- LISTA DE TAREFAS:
1. Retorne sem alterações o trecho do texto sobre as peças no Teatro Viradalata que abre com as palavras que contêm "Dois reis estão" e fecha com "excelentes trilhas sonoras.".
2. Responda com base no texto sobre as peças no Teatro Viradalata:
(a) Em que bairro fica o Teatro Viradalata?
(b) Em que horário Rei Frouxo, Rei Posto ocupa o teatro?
(c) Qual trunfo as duas montagens têm em comum?
3. Continue o texto sobre as peças no Teatro Viradalata a partir do ponto em que ele termina.
══ TEXTO FORNECIDO
Vale a pena fazer programa duplo no teatro de Perdizes para ver O Rei e a Coroa Enfeitiçada e Rei Frouxo, Rei Posto

Dois reis estão ocupando o mesmo trono em São Paulo, em horários diferentes, mas no mesmo palco, o do Teatro Viradalata, em Perdizes. Você e sua família podem fazer programa duplo e conferir duas divertidas histórias, muito bem dirigidas e produzidas. O Rei e a Coroa Enfeitiçada fica em cartaz aos sábados e domingos ao meio-dia. Rei Frouxo, Rei Posto, também aos sábados e domingos, ocupa o teatro no horário das 16 horas. A ideia de que monarcas fracos podem ser manipulados por seus assessores perpassa as duas montagens, ambas com o mesmo trunfo: excelentes trilhas sonoras.
════
══ INFORMAÇÕES FORNECIDAS
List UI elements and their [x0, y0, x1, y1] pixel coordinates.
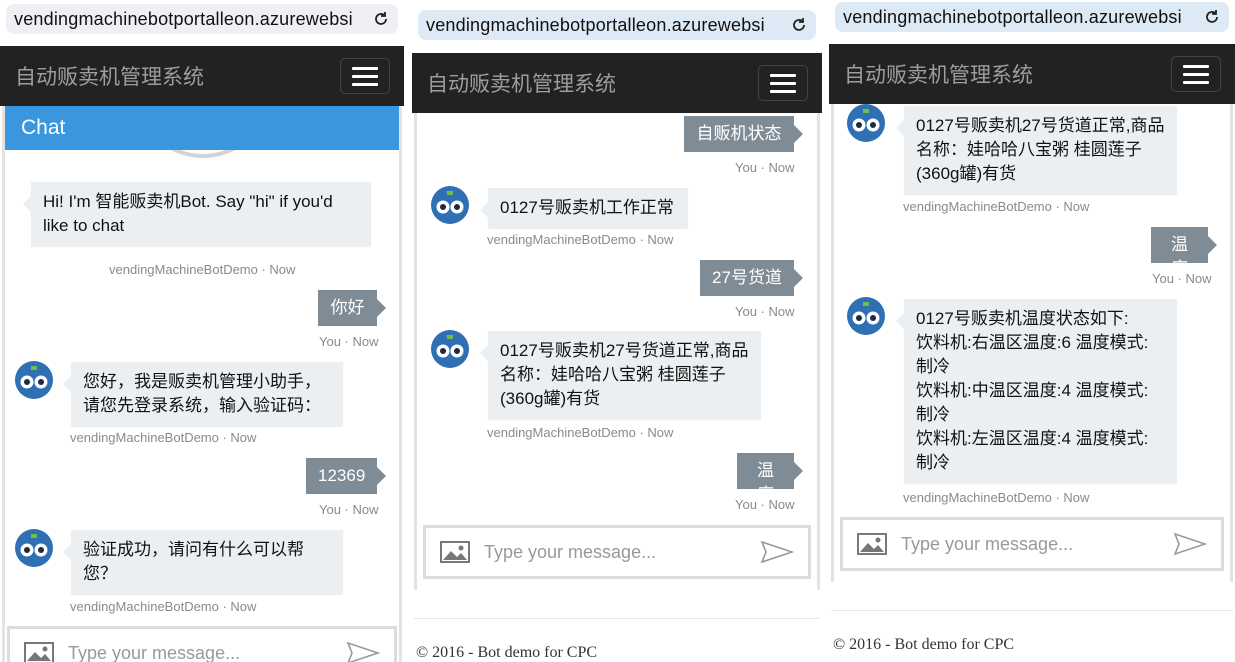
════
- RESPOSTAS DO EXERCÍCIO:
1.
Dois reis estão ocupando o mesmo trono em São Paulo, em horários diferentes, mas no mesmo palco, o do Teatro Viradalata, em Perdizes. Você e sua família podem fazer programa duplo e conferir duas divertidas histórias, muito bem dirigidas e produzidas. O Rei e a Coroa Enfeitiçada fica em cartaz aos sábados e domingos ao meio-dia. Rei Frouxo, Rei Posto, também aos sábados e domingos, ocupa o teatro no horário das 16 horas. A ideia de que monarcas fracos podem ser manipulados por seus assessores perpassa as duas montagens, ambas com o mesmo trunfo: excelentes trilhas sonoras.

2.
(a) Perdizes.
(b) Às 16 horas.
(c) Excelentes trilhas sonoras.

3.
Com direção das irmãs mineiras Cynthia e Débora Falabella, O Rei e a Coroa Enfeitiçada tem texto do pai de ambas, Rogério Falabella, escrito por ele quando nasceu sua primeira neta. De cara, você vai ficar muito entusiasmado com as músicas e as coreografias do espetáculo. Há tempos eu não via uma integração tão perfeita entre música e dança em peça infantil, pois normalmente o quesito coreografia é um pouco desprezado nas fichas técnicas. Na maioria dos casos, as canções são boas, mas os atores reproduzem passos e gestos estereotipados e pobres em criatividade. Aqui, não. Os números musicais (pena que seja playback) são muito bem coreografados. A música ficou a cargo do Trio Pompeia (Tiago Lins, Thiago Guerra e Chuck Hipolitho, na formação guitarra, baixo e bateria) e o coreógrafo e preparador corporal é Kleber Candido. É ver/ouvir para crer.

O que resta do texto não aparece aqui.